WHAT YOU ARE ASKED TO DO>
Where a line contains the string "color", copy that line.

[Stored records]
● ● ● ● ● ● ●

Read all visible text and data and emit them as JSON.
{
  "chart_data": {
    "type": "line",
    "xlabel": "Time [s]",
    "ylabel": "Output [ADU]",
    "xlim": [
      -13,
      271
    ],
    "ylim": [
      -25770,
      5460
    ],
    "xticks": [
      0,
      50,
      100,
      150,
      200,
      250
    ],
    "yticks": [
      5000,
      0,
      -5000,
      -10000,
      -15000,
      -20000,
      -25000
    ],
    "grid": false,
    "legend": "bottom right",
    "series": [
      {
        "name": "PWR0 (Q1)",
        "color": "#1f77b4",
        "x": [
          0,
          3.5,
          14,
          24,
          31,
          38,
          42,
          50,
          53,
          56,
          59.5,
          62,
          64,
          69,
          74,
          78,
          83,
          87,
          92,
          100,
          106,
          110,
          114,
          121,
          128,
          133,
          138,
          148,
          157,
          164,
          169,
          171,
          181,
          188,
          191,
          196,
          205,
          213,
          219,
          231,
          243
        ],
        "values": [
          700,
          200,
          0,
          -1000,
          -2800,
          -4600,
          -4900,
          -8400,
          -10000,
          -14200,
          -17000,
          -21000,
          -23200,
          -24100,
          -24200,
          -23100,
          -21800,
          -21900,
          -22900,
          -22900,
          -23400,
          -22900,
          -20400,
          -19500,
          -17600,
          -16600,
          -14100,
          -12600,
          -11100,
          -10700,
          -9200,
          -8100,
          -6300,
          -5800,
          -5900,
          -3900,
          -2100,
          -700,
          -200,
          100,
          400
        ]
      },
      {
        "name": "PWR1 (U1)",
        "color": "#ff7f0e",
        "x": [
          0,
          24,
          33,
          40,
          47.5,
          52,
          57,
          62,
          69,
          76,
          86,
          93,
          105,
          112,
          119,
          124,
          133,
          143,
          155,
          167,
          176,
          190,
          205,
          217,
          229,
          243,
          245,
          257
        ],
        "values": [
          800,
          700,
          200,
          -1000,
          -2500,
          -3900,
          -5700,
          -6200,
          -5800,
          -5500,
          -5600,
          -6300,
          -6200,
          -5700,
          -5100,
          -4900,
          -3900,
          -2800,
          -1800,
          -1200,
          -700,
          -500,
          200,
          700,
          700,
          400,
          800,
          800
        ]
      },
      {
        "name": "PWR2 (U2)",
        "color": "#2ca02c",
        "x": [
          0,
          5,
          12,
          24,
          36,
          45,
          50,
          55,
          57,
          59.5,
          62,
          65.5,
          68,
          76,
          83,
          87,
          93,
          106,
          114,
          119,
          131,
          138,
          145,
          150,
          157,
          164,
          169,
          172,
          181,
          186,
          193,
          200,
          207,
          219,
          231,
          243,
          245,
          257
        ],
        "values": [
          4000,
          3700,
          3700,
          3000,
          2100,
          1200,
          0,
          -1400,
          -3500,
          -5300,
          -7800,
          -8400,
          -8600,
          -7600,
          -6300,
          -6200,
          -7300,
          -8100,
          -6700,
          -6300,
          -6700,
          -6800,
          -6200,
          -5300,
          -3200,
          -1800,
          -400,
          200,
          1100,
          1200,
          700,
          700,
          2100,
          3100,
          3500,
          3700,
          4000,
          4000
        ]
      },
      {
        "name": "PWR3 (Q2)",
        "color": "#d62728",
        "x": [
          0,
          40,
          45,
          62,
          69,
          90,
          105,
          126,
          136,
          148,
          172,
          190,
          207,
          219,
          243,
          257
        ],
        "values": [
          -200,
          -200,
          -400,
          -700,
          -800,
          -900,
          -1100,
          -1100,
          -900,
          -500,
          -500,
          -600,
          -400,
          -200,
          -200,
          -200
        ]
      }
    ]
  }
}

● ● ● ● ● ● ●

SOLVED EXERCISE>
        "color": "#1f77b4",
        "color": "#ff7f0e",
        "color": "#2ca02c",
        "color": "#d62728",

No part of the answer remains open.